------ RECORDS FOR THE EXERCISE

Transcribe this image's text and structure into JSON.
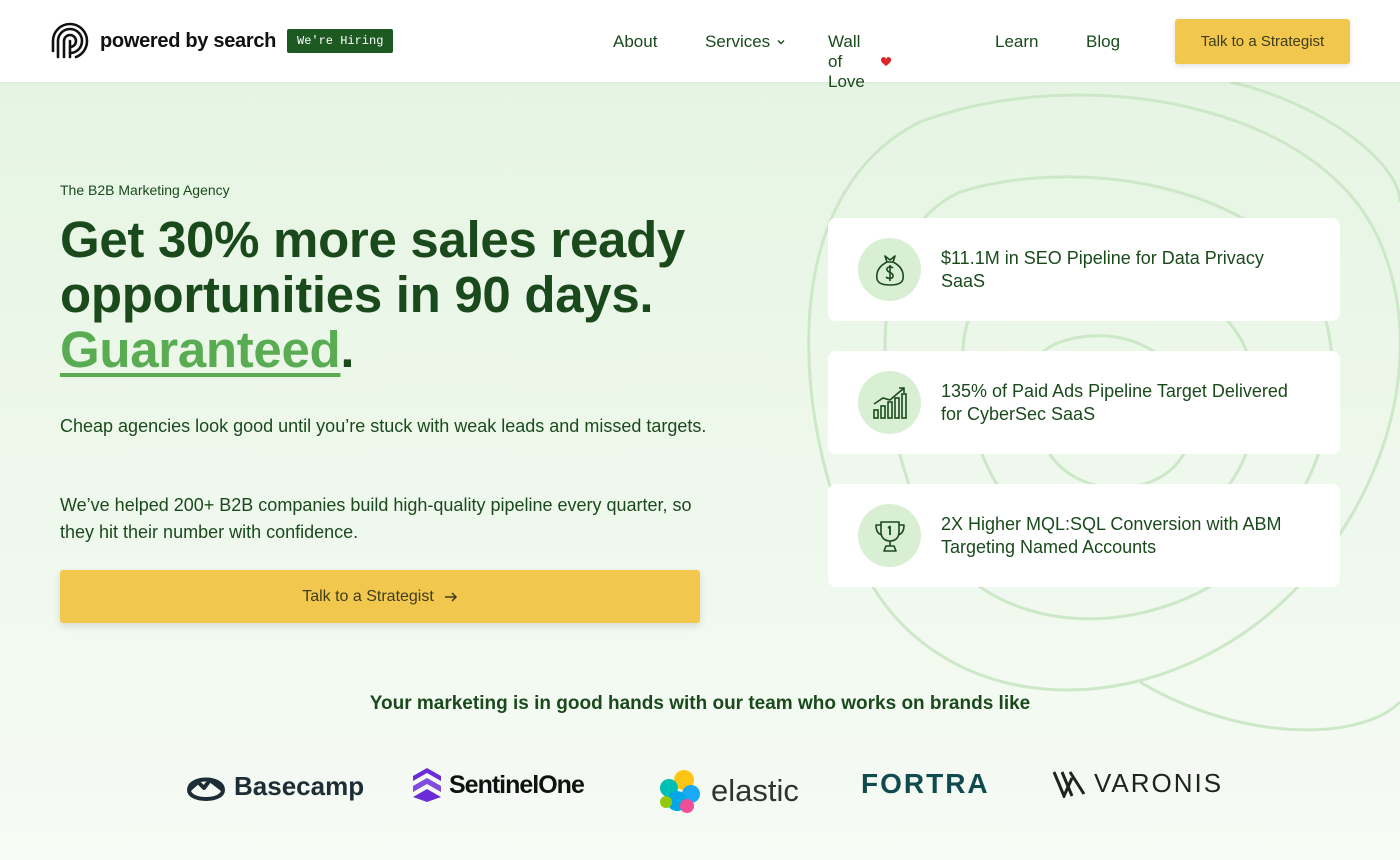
{
  "header": {
    "logo_text": "powered by search",
    "hiring_badge": "We're Hiring",
    "nav": {
      "about": "About",
      "services": "Services",
      "wall_of_love": "Wall of Love",
      "wall_icon": "heart-icon",
      "learn": "Learn",
      "blog": "Blog"
    },
    "cta": "Talk to a Strategist"
  },
  "hero": {
    "eyebrow": "The B2B Marketing Agency",
    "headline_1": "Get 30% more sales ready",
    "headline_2": "opportunities in 90 days.",
    "headline_highlight": "Guaranteed",
    "headline_end": ".",
    "paragraph_1": "Cheap agencies look good until you’re stuck with weak leads and missed targets.",
    "paragraph_2": "We’ve helped 200+ B2B companies build high-quality pipeline every quarter, so they hit their number with confidence.",
    "cta": "Talk to a Strategist",
    "cta_icon": "arrow-right-icon"
  },
  "results": [
    {
      "icon": "money-bag-icon",
      "text": "$11.1M in SEO Pipeline for Data Privacy SaaS"
    },
    {
      "icon": "growth-chart-icon",
      "text": "135% of Paid Ads Pipeline Target Delivered for CyberSec SaaS"
    },
    {
      "icon": "trophy-icon",
      "text": "2X Higher MQL:SQL Conversion with ABM Targeting Named Accounts"
    }
  ],
  "brands": {
    "title": "Your marketing is in good hands with our team who works on brands like",
    "logos": [
      "Basecamp",
      "SentinelOne",
      "elastic",
      "FORTRA",
      "VARONIS"
    ]
  },
  "colors": {
    "primary_green": "#1a4a1c",
    "accent_green": "#5aac52",
    "cta_yellow": "#f2c74e",
    "badge_green": "#1d5a22"
  }
}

------------

» **EXERCISE AIM**: Return each line of the data, keeping its wording exact and omitting pictures.

» **ANSWER IN FULL**:
Transcribe this image's text and structure into JSON.
{
  "header": {
    "logo_text": "powered by search",
    "hiring_badge": "We're Hiring",
    "nav": {
      "about": "About",
      "services": "Services",
      "wall_of_love": "Wall of Love",
      "wall_icon": "heart-icon",
      "learn": "Learn",
      "blog": "Blog"
    },
    "cta": "Talk to a Strategist"
  },
  "hero": {
    "eyebrow": "The B2B Marketing Agency",
    "headline_1": "Get 30% more sales ready",
    "headline_2": "opportunities in 90 days.",
    "headline_highlight": "Guaranteed",
    "headline_end": ".",
    "paragraph_1": "Cheap agencies look good until you’re stuck with weak leads and missed targets.",
    "paragraph_2": "We’ve helped 200+ B2B companies build high-quality pipeline every quarter, so they hit their number with confidence.",
    "cta": "Talk to a Strategist",
    "cta_icon": "arrow-right-icon"
  },
  "results": [
    {
      "icon": "money-bag-icon",
      "text": "$11.1M in SEO Pipeline for Data Privacy SaaS"
    },
    {
      "icon": "growth-chart-icon",
      "text": "135% of Paid Ads Pipeline Target Delivered for CyberSec SaaS"
    },
    {
      "icon": "trophy-icon",
      "text": "2X Higher MQL:SQL Conversion with ABM Targeting Named Accounts"
    }
  ],
  "brands": {
    "title": "Your marketing is in good hands with our team who works on brands like",
    "logos": [
      "Basecamp",
      "SentinelOne",
      "elastic",
      "FORTRA",
      "VARONIS"
    ]
  },
  "colors": {
    "primary_green": "#1a4a1c",
    "accent_green": "#5aac52",
    "cta_yellow": "#f2c74e",
    "badge_green": "#1d5a22"
  }
}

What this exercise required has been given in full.